*Set exercise*. Find every line in the records below that holds the word "income" and copy it.

**** Records for this task ****

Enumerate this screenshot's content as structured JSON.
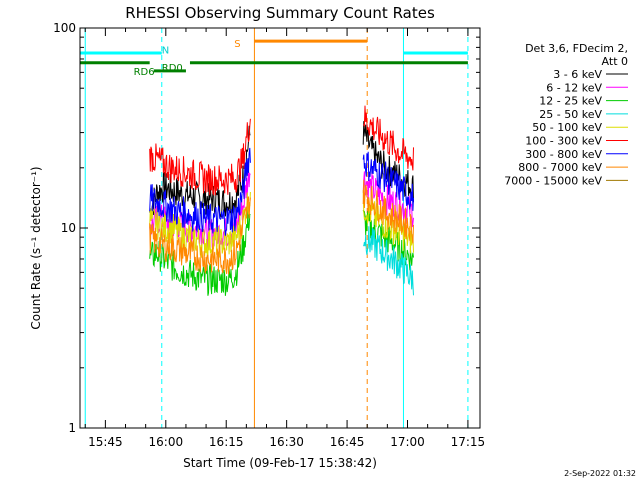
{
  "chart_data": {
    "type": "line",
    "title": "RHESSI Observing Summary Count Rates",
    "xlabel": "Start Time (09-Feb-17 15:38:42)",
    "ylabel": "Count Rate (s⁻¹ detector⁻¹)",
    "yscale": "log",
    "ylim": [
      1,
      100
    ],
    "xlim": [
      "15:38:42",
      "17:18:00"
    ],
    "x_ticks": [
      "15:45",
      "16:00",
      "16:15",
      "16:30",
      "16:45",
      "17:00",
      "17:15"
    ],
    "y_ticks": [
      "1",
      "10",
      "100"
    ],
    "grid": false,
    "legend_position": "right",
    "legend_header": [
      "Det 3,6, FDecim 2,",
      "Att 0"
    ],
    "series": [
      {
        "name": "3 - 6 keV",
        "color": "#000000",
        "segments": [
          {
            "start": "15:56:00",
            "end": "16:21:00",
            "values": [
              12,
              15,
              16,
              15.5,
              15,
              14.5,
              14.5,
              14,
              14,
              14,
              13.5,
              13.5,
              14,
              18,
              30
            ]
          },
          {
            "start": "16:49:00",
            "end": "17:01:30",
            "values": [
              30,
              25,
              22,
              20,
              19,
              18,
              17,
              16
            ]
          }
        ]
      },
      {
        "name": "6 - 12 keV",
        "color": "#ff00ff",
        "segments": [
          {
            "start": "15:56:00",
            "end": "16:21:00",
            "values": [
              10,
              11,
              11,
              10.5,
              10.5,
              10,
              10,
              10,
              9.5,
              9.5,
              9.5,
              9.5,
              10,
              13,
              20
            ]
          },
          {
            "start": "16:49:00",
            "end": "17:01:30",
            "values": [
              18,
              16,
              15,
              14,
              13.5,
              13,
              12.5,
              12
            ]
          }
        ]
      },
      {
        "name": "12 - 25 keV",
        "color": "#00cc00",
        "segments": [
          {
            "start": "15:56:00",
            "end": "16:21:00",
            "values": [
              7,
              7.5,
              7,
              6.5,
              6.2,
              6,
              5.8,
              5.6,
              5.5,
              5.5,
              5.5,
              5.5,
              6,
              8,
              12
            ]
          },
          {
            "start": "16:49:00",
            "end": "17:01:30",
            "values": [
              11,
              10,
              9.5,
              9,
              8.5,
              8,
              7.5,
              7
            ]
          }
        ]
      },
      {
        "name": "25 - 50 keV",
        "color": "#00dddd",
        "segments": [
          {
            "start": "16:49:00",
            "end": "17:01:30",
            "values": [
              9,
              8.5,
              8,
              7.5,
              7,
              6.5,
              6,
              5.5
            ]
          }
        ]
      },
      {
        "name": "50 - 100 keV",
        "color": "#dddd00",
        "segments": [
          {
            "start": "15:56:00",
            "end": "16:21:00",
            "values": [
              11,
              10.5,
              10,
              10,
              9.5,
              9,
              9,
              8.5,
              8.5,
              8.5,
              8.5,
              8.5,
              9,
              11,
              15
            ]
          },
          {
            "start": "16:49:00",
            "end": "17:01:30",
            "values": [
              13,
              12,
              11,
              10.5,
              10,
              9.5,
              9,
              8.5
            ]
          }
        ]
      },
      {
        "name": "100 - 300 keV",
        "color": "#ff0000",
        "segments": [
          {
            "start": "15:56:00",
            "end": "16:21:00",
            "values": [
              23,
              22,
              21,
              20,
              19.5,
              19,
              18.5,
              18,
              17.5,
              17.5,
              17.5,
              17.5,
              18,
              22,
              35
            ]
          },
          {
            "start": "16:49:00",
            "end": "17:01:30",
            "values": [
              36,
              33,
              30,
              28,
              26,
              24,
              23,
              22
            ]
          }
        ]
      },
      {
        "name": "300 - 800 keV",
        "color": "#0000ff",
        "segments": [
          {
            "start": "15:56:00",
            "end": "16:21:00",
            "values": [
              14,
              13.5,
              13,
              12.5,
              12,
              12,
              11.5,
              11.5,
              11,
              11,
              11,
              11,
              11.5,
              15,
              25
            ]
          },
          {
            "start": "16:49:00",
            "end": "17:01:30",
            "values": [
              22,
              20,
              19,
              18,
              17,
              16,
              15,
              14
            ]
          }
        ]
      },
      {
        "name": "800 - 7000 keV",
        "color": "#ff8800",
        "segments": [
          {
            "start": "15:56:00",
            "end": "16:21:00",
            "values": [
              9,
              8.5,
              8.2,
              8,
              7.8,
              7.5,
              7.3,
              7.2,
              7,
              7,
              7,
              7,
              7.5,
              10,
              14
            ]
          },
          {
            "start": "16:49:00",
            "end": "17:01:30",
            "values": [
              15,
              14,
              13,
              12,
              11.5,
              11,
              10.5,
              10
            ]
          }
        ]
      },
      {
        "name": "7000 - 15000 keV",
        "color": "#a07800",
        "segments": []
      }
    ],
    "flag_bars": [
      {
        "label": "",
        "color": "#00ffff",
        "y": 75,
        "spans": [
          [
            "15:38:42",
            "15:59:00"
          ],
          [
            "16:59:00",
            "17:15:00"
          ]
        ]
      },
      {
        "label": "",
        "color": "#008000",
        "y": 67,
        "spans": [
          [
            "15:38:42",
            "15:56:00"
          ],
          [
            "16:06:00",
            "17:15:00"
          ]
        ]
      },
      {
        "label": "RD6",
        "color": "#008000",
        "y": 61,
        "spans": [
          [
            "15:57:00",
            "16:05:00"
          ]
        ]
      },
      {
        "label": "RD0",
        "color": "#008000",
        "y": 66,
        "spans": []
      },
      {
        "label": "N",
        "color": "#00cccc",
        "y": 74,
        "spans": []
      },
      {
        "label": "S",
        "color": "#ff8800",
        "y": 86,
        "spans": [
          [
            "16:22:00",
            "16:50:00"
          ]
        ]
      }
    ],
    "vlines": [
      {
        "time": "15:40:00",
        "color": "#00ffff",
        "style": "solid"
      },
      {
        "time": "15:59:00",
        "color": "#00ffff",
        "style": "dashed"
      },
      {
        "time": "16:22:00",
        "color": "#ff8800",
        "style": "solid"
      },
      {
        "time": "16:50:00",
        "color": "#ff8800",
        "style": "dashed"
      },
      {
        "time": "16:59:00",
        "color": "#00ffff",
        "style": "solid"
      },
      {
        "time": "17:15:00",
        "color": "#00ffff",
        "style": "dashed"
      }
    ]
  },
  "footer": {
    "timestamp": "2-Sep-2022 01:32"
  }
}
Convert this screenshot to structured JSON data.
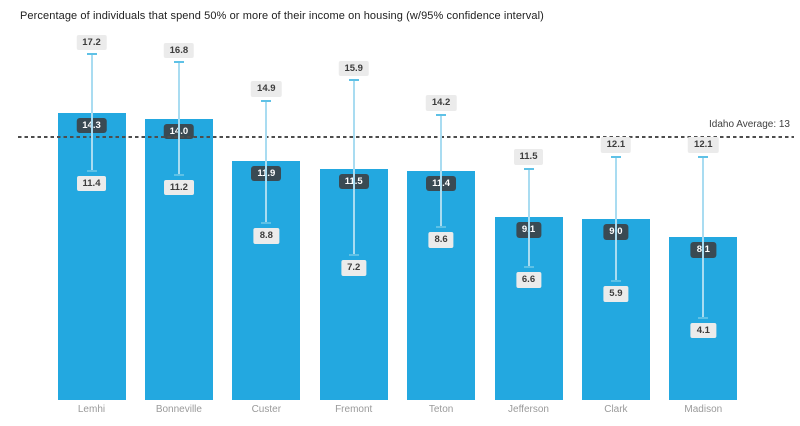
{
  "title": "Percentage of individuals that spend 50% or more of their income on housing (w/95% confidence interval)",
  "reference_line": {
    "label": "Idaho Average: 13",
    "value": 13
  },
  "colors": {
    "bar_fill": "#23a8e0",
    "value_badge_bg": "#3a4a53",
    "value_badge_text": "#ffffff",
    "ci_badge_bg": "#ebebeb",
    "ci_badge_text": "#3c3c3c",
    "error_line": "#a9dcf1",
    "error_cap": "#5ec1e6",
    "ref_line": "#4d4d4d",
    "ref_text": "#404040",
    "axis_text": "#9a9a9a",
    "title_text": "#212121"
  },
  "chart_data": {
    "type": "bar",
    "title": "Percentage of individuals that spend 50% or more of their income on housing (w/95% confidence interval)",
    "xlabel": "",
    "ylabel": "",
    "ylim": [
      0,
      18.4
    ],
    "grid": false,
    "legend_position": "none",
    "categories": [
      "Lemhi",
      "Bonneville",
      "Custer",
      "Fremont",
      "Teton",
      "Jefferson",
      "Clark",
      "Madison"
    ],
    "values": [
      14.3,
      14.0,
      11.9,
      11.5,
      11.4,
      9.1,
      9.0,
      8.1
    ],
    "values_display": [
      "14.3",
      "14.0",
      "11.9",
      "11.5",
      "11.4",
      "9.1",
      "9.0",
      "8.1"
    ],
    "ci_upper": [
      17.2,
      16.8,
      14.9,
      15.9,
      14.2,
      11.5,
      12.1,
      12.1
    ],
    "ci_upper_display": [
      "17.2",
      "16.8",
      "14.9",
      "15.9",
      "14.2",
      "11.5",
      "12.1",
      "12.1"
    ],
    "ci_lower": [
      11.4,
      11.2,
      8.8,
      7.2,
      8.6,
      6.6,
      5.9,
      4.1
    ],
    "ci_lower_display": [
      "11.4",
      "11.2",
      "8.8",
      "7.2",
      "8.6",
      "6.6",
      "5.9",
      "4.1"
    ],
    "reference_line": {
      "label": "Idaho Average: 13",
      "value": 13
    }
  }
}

****

*Expected answer*.
  "title": "Percentage of individuals that spend 50% or more of their income on housing (w/95% confidence interval)",
    "title": "Percentage of individuals that spend 50% or more of their income on housing (w/95% confidence interval)",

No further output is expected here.